* Begin *
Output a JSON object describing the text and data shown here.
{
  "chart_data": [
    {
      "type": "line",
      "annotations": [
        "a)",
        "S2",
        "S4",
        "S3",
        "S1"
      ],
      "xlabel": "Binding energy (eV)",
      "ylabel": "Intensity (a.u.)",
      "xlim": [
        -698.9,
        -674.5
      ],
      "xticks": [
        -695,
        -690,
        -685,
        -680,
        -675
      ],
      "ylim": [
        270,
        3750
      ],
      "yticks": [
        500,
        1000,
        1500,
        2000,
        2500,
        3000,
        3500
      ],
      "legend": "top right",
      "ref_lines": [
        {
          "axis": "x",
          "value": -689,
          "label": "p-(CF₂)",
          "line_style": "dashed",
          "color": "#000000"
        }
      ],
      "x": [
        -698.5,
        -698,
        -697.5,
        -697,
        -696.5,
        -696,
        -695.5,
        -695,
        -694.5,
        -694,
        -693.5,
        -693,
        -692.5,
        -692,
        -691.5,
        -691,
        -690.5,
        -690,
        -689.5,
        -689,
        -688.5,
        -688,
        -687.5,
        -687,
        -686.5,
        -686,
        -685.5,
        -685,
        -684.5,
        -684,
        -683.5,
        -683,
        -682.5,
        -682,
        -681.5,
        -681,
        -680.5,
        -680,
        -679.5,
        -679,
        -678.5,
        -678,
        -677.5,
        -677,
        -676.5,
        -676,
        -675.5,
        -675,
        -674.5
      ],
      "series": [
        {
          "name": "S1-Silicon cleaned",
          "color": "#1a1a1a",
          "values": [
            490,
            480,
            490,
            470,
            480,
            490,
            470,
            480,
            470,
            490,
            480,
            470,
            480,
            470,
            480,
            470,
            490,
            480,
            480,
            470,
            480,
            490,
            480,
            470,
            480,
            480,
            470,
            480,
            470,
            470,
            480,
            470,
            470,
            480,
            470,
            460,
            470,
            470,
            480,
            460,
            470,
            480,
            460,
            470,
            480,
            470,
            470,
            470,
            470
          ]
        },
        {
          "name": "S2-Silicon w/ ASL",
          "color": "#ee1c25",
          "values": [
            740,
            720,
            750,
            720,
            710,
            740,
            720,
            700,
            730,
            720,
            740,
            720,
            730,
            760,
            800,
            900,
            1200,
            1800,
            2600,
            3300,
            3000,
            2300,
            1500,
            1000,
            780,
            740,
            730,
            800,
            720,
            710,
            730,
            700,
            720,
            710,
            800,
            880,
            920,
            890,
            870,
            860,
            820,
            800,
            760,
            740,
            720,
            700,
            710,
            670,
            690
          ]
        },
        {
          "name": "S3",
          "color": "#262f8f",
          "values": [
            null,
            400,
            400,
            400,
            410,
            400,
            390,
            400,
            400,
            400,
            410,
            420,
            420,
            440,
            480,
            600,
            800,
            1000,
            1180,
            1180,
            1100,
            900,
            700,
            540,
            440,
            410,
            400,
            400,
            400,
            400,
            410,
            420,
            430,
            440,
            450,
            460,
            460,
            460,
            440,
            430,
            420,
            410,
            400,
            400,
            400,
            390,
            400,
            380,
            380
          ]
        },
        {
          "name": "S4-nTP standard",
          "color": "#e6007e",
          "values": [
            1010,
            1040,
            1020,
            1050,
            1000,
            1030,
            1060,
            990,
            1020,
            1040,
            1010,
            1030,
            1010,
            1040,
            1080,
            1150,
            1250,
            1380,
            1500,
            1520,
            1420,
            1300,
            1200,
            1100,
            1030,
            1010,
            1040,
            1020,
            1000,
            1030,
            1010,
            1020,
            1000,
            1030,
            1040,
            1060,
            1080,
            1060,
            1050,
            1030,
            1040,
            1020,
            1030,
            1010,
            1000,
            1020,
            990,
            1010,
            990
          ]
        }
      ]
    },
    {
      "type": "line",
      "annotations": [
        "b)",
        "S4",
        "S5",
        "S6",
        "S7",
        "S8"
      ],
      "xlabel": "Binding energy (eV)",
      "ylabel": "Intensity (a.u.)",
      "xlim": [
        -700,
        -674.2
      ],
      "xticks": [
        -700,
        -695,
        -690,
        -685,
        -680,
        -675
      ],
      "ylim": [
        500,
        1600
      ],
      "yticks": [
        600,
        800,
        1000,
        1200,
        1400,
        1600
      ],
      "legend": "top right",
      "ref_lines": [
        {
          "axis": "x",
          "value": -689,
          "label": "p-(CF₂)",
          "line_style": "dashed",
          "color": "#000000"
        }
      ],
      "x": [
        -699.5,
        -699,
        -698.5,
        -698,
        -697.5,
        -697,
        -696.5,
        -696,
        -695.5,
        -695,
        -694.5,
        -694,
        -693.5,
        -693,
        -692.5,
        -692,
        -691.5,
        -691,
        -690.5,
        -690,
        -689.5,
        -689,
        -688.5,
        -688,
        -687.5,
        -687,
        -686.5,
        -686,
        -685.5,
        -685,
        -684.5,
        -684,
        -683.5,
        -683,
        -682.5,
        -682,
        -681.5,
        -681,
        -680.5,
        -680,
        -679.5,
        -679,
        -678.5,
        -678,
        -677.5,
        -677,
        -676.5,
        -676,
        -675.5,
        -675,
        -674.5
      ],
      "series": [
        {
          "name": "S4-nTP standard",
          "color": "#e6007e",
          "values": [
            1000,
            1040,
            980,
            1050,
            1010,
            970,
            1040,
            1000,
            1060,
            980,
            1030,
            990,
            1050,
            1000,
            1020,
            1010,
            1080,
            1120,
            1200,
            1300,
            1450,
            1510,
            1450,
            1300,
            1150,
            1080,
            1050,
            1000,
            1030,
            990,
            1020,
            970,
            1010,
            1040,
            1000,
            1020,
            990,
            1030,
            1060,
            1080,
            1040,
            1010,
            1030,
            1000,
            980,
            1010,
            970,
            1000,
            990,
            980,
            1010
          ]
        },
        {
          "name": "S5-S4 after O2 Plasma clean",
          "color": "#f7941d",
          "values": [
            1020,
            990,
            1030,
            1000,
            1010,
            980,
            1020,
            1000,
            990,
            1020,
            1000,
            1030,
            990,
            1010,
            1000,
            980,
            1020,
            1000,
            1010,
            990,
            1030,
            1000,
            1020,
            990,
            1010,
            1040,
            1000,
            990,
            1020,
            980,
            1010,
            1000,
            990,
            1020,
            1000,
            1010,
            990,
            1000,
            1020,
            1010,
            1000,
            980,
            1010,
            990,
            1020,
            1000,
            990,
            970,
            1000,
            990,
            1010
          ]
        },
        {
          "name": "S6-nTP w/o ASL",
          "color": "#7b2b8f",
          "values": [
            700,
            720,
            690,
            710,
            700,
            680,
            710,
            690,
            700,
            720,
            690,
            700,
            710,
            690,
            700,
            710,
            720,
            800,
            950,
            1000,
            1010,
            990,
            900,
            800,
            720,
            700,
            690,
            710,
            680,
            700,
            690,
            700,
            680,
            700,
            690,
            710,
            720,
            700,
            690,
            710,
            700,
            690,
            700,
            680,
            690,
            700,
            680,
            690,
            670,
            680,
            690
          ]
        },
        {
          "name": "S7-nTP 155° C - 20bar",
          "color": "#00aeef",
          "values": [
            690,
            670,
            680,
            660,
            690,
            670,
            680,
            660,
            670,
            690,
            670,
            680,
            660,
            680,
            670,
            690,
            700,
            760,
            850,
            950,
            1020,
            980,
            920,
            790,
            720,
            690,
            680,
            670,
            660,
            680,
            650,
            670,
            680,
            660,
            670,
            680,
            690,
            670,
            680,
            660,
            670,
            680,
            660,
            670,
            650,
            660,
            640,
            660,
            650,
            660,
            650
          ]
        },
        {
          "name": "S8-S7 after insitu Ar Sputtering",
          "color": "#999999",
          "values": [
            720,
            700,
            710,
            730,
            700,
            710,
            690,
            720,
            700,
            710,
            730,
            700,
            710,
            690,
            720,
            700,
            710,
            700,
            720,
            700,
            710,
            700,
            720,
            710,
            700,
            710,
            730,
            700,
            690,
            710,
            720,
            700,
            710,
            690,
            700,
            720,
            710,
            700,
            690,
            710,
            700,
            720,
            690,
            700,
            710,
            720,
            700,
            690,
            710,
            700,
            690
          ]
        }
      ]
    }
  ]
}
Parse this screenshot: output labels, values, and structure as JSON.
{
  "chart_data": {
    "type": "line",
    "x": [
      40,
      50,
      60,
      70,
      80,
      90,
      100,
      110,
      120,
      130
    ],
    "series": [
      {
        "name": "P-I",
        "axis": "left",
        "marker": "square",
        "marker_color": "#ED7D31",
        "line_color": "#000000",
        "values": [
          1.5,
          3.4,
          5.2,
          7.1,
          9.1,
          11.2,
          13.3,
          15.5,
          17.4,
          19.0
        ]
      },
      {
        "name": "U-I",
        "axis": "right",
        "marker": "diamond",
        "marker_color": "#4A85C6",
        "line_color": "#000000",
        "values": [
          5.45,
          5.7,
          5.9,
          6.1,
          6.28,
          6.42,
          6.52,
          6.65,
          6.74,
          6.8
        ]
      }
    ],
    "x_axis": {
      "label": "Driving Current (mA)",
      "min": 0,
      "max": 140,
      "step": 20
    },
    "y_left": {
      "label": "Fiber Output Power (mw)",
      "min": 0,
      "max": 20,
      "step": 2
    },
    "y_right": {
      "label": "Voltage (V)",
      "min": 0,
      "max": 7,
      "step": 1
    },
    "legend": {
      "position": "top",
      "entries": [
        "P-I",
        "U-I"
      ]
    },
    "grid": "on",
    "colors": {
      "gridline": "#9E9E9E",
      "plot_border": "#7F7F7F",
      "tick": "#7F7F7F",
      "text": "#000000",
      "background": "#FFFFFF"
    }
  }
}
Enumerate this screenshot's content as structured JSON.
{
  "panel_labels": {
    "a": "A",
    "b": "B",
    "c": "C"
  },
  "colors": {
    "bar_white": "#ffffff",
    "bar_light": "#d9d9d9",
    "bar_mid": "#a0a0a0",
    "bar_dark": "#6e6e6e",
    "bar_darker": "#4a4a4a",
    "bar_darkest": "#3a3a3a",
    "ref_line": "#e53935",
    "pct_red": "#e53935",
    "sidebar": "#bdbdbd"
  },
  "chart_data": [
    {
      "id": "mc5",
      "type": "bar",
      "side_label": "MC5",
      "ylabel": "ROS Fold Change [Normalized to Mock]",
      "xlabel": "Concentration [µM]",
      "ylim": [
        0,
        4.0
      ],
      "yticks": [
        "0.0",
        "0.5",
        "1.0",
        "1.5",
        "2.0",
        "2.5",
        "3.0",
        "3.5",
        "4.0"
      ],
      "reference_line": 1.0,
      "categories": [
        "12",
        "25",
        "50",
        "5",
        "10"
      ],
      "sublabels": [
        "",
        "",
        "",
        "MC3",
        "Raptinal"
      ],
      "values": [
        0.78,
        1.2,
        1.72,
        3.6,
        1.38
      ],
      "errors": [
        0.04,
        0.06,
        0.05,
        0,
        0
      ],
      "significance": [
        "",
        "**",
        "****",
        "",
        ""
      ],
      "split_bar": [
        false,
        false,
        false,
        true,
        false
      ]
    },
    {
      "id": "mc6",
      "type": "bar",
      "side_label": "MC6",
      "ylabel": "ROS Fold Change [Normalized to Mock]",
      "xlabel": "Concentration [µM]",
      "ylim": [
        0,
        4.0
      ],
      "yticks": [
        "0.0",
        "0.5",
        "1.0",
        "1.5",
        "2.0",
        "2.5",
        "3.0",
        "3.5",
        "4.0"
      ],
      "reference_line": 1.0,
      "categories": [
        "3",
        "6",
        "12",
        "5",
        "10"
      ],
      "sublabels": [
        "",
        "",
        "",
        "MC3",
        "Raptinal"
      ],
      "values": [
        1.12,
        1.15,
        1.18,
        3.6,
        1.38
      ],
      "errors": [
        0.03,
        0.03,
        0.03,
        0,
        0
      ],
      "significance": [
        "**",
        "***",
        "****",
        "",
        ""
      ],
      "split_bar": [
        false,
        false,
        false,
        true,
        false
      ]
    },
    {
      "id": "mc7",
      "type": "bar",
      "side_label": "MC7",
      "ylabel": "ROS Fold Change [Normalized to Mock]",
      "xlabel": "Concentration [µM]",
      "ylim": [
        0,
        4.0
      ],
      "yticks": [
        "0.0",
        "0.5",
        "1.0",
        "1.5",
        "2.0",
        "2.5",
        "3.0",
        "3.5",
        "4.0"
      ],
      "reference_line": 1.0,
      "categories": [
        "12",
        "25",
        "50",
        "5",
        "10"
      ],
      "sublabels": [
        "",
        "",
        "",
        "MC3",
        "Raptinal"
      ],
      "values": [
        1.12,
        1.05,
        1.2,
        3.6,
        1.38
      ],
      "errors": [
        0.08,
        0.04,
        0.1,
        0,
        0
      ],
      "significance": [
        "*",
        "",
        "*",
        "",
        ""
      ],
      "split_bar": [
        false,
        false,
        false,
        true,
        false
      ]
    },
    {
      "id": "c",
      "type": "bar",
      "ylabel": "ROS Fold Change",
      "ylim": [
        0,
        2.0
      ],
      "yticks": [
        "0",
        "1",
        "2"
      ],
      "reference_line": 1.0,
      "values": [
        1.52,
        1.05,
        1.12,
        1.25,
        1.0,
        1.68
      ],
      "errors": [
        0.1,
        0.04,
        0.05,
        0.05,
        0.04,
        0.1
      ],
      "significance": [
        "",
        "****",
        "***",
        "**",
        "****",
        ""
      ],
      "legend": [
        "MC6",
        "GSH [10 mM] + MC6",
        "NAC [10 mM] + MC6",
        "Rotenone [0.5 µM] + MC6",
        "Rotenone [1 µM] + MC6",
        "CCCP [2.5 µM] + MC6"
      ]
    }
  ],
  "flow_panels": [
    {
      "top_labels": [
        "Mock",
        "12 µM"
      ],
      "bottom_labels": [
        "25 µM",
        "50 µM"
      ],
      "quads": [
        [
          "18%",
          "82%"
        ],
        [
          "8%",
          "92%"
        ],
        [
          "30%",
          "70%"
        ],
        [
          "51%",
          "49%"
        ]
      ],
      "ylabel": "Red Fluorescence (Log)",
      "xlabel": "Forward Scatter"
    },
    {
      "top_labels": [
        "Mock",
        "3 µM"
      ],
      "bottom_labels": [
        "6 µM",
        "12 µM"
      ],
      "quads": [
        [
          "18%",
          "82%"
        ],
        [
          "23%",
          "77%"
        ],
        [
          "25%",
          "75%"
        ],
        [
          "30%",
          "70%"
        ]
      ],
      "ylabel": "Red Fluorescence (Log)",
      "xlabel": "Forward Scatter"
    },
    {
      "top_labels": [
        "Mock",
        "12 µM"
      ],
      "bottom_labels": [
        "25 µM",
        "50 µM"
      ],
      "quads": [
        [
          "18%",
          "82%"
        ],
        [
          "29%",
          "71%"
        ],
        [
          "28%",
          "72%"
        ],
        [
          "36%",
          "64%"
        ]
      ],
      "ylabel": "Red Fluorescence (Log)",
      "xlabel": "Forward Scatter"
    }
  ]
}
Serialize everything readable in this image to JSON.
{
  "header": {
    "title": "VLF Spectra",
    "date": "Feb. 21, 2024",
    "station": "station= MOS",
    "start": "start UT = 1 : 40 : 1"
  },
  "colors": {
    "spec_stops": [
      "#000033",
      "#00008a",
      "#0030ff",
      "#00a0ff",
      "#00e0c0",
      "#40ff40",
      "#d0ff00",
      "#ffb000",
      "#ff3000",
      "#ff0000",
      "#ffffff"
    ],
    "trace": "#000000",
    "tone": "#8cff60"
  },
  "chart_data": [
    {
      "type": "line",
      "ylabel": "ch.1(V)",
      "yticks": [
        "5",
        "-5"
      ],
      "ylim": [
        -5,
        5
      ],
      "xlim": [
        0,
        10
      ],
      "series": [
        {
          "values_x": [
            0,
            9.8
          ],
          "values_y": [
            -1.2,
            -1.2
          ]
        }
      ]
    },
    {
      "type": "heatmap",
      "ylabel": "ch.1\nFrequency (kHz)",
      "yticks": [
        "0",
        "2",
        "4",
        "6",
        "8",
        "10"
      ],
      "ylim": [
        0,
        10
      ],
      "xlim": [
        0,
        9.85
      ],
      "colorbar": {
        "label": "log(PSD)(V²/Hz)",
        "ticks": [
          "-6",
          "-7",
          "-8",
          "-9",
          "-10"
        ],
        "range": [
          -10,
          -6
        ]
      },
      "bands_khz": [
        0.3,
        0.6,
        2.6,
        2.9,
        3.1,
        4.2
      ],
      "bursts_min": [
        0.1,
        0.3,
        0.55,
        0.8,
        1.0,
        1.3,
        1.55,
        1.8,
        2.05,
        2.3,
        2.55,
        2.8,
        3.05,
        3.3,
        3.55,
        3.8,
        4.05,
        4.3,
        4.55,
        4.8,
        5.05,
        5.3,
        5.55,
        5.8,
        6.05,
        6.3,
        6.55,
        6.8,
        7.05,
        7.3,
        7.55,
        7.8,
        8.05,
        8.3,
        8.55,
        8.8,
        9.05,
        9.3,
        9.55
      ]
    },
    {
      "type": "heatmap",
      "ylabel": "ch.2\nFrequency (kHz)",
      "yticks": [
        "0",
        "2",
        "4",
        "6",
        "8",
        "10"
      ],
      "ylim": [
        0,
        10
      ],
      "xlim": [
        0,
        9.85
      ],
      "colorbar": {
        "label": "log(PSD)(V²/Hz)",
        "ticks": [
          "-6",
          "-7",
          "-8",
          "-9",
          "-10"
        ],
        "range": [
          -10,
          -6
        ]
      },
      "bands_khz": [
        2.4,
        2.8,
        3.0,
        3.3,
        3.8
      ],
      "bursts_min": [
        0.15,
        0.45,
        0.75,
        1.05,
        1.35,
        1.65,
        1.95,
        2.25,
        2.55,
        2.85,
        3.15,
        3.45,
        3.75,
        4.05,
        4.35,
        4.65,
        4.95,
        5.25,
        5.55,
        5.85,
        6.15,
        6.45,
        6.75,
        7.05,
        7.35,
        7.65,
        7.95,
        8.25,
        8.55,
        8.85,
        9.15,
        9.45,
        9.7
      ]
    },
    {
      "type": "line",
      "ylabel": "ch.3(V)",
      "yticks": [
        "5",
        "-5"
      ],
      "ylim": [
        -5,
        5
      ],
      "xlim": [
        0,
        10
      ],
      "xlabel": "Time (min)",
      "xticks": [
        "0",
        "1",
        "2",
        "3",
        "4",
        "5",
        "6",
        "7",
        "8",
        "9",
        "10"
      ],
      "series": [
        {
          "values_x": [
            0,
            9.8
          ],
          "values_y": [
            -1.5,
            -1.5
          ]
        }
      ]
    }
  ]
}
* End *
▶ _Prompt_: The lines to collect are those holding the string "text"; copy them all.

▶ _Output_:
Output a JSON object describing the text and data shown here.
      "text": "#000000",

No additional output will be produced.